- [TO DO]: Write out all of the entries that follow, word for word, but skip the pictures.

** start LISTED ENTRIES **

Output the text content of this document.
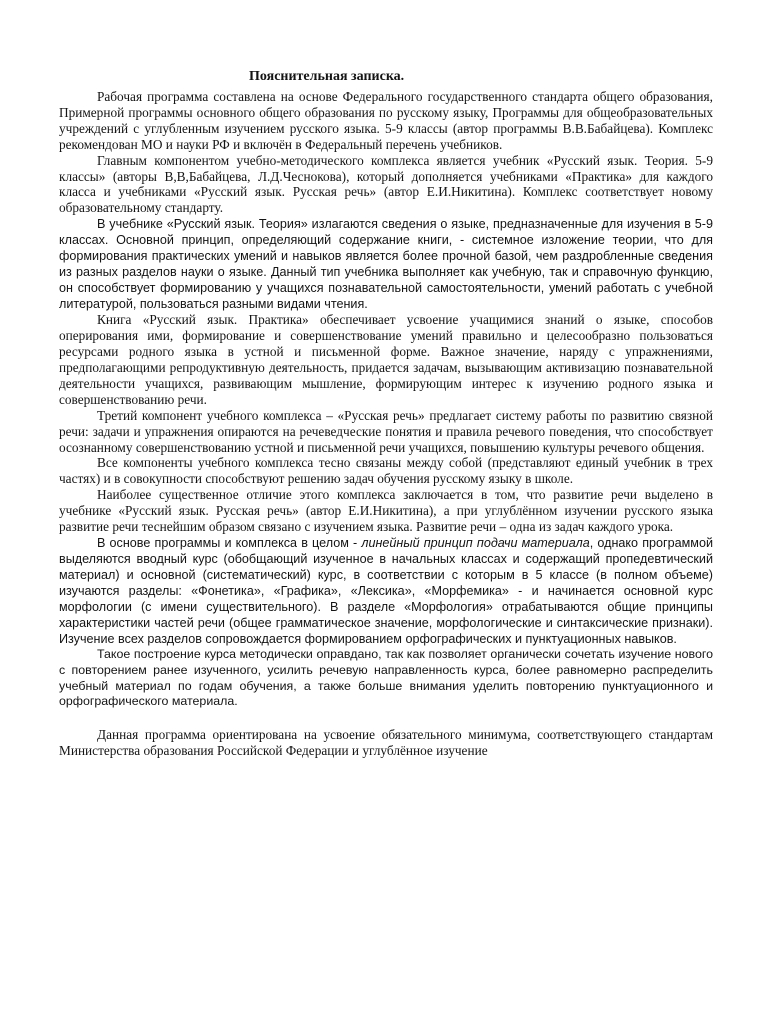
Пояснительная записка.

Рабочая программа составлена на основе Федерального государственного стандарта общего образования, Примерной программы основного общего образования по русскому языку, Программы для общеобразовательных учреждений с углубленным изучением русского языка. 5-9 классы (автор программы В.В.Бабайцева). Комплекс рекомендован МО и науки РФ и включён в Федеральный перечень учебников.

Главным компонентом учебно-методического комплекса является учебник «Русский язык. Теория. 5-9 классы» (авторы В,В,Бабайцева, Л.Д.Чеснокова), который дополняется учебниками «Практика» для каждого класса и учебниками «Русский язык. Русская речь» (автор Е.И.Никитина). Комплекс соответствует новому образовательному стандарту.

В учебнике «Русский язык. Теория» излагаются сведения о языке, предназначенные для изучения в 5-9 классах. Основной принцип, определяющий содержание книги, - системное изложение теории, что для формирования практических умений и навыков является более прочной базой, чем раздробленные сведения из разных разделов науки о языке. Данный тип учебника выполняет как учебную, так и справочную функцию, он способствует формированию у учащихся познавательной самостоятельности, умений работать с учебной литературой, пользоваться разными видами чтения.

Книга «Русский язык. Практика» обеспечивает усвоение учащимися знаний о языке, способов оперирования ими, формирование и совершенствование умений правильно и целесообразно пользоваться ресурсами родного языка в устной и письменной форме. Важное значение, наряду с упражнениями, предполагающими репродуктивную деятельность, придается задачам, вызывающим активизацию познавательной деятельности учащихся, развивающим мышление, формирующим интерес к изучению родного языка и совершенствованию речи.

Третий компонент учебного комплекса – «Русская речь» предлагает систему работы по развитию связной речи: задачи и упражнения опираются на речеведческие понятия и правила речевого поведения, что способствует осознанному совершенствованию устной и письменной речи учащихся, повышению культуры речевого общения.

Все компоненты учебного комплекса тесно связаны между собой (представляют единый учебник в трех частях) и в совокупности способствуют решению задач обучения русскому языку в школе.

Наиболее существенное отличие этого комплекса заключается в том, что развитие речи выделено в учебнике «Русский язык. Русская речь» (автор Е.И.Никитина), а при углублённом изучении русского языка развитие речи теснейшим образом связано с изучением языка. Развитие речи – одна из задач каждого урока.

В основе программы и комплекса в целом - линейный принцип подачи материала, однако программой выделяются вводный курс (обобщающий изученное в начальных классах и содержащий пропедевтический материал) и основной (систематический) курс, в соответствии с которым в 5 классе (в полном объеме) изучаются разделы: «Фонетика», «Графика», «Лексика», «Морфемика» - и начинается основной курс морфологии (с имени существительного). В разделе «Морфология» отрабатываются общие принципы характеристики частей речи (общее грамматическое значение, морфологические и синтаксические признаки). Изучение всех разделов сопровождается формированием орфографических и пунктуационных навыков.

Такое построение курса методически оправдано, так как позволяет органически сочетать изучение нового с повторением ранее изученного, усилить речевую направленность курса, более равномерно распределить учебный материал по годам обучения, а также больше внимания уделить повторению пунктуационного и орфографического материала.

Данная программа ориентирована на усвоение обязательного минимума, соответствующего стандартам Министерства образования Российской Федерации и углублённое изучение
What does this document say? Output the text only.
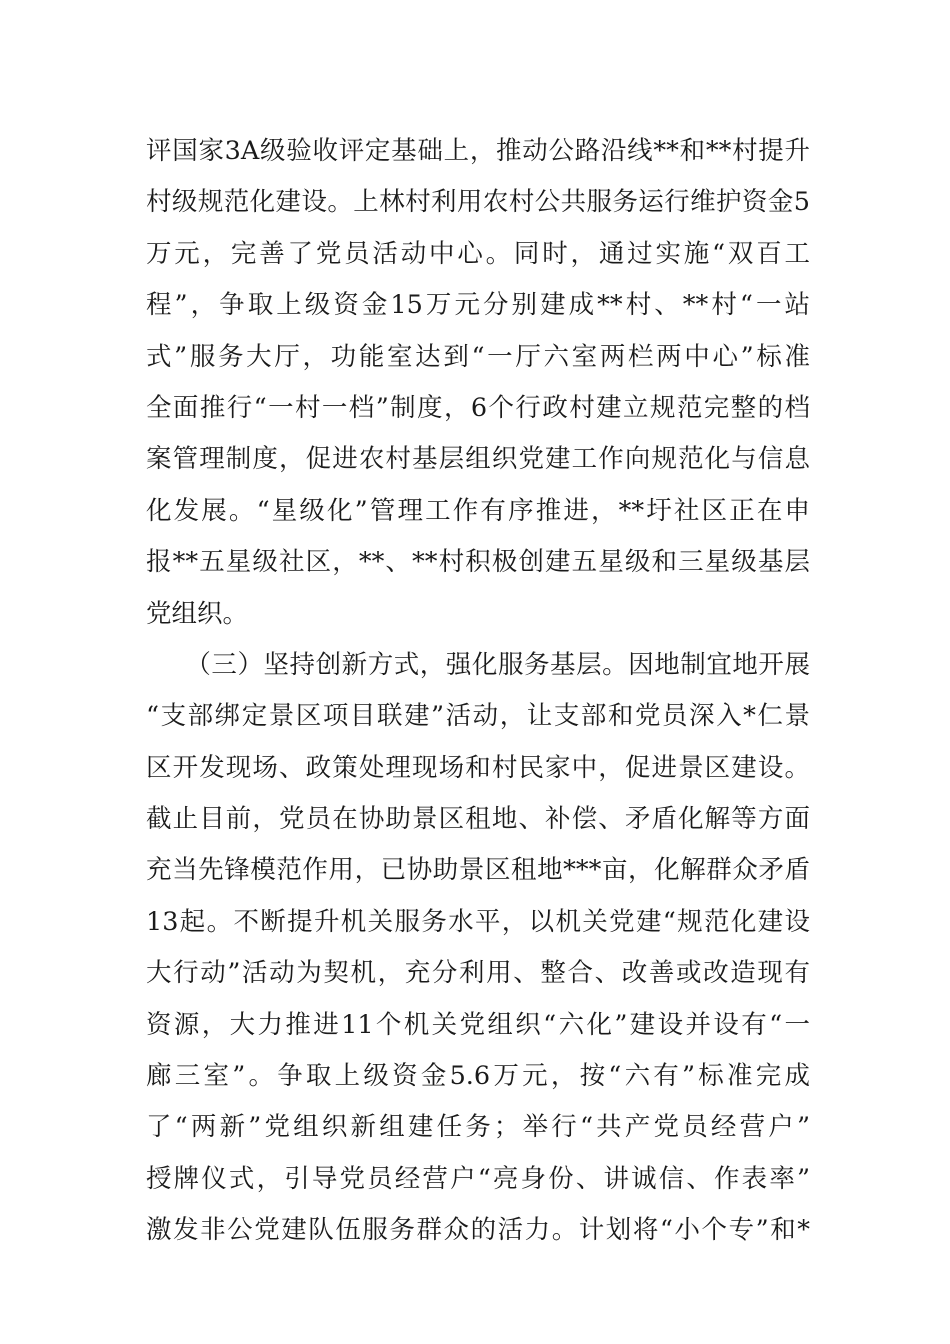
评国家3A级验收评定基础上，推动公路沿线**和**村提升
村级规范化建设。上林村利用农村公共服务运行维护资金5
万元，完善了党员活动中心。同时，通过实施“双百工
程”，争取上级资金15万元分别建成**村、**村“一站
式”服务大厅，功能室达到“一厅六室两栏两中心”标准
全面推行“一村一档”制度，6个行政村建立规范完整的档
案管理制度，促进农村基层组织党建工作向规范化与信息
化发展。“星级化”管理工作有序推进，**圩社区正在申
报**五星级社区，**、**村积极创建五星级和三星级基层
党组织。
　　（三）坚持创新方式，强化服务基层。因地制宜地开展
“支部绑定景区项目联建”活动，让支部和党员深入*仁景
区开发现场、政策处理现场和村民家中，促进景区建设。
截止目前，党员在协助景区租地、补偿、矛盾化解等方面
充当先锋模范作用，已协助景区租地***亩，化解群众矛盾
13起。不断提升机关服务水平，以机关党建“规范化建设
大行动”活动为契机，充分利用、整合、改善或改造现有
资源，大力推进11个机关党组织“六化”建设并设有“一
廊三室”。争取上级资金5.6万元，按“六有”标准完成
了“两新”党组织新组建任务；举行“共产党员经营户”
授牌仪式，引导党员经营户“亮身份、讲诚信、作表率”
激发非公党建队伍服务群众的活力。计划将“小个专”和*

** end LISTED ENTRIES **

- [REPLY]:
Output the text content of this document.
Пояснительная записка.

Рабочая программа составлена на основе Федерального государственного стандарта общего образования, Примерной программы основного общего образования по русскому языку, Программы для общеобразовательных учреждений с углубленным изучением русского языка. 5-9 классы (автор программы В.В.Бабайцева). Комплекс рекомендован МО и науки РФ и включён в Федеральный перечень учебников.

Главным компонентом учебно-методического комплекса является учебник «Русский язык. Теория. 5-9 классы» (авторы В,В,Бабайцева, Л.Д.Чеснокова), который дополняется учебниками «Практика» для каждого класса и учебниками «Русский язык. Русская речь» (автор Е.И.Никитина). Комплекс соответствует новому образовательному стандарту.

В учебнике «Русский язык. Теория» излагаются сведения о языке, предназначенные для изучения в 5-9 классах. Основной принцип, определяющий содержание книги, - системное изложение теории, что для формирования практических умений и навыков является более прочной базой, чем раздробленные сведения из разных разделов науки о языке. Данный тип учебника выполняет как учебную, так и справочную функцию, он способствует формированию у учащихся познавательной самостоятельности, умений работать с учебной литературой, пользоваться разными видами чтения.

Книга «Русский язык. Практика» обеспечивает усвоение учащимися знаний о языке, способов оперирования ими, формирование и совершенствование умений правильно и целесообразно пользоваться ресурсами родного языка в устной и письменной форме. Важное значение, наряду с упражнениями, предполагающими репродуктивную деятельность, придается задачам, вызывающим активизацию познавательной деятельности учащихся, развивающим мышление, формирующим интерес к изучению родного языка и совершенствованию речи.

Третий компонент учебного комплекса – «Русская речь» предлагает систему работы по развитию связной речи: задачи и упражнения опираются на речеведческие понятия и правила речевого поведения, что способствует осознанному совершенствованию устной и письменной речи учащихся, повышению культуры речевого общения.

Все компоненты учебного комплекса тесно связаны между собой (представляют единый учебник в трех частях) и в совокупности способствуют решению задач обучения русскому языку в школе.

Наиболее существенное отличие этого комплекса заключается в том, что развитие речи выделено в учебнике «Русский язык. Русская речь» (автор Е.И.Никитина), а при углублённом изучении русского языка развитие речи теснейшим образом связано с изучением языка. Развитие речи – одна из задач каждого урока.

В основе программы и комплекса в целом - линейный принцип подачи материала, однако программой выделяются вводный курс (обобщающий изученное в начальных классах и содержащий пропедевтический материал) и основной (систематический) курс, в соответствии с которым в 5 классе (в полном объеме) изучаются разделы: «Фонетика», «Графика», «Лексика», «Морфемика» - и начинается основной курс морфологии (с имени существительного). В разделе «Морфология» отрабатываются общие принципы характеристики частей речи (общее грамматическое значение, морфологические и синтаксические признаки). Изучение всех разделов сопровождается формированием орфографических и пунктуационных навыков.

Такое построение курса методически оправдано, так как позволяет органически сочетать изучение нового с повторением ранее изученного, усилить речевую направленность курса, более равномерно распределить учебный материал по годам обучения, а также больше внимания уделить повторению пунктуационного и орфографического материала.

Данная программа ориентирована на усвоение обязательного минимума, соответствующего стандартам Министерства образования Российской Федерации и углублённое изучение
What does this document say? Output the text only.
评国家3A级验收评定基础上，推动公路沿线**和**村提升
村级规范化建设。上林村利用农村公共服务运行维护资金5
万元，完善了党员活动中心。同时，通过实施“双百工
程”，争取上级资金15万元分别建成**村、**村“一站
式”服务大厅，功能室达到“一厅六室两栏两中心”标准
全面推行“一村一档”制度，6个行政村建立规范完整的档
案管理制度，促进农村基层组织党建工作向规范化与信息
化发展。“星级化”管理工作有序推进，**圩社区正在申
报**五星级社区，**、**村积极创建五星级和三星级基层
党组织。
　　（三）坚持创新方式，强化服务基层。因地制宜地开展
“支部绑定景区项目联建”活动，让支部和党员深入*仁景
区开发现场、政策处理现场和村民家中，促进景区建设。
截止目前，党员在协助景区租地、补偿、矛盾化解等方面
充当先锋模范作用，已协助景区租地***亩，化解群众矛盾
13起。不断提升机关服务水平，以机关党建“规范化建设
大行动”活动为契机，充分利用、整合、改善或改造现有
资源，大力推进11个机关党组织“六化”建设并设有“一
廊三室”。争取上级资金5.6万元，按“六有”标准完成
了“两新”党组织新组建任务；举行“共产党员经营户”
授牌仪式，引导党员经营户“亮身份、讲诚信、作表率”
激发非公党建队伍服务群众的活力。计划将“小个专”和*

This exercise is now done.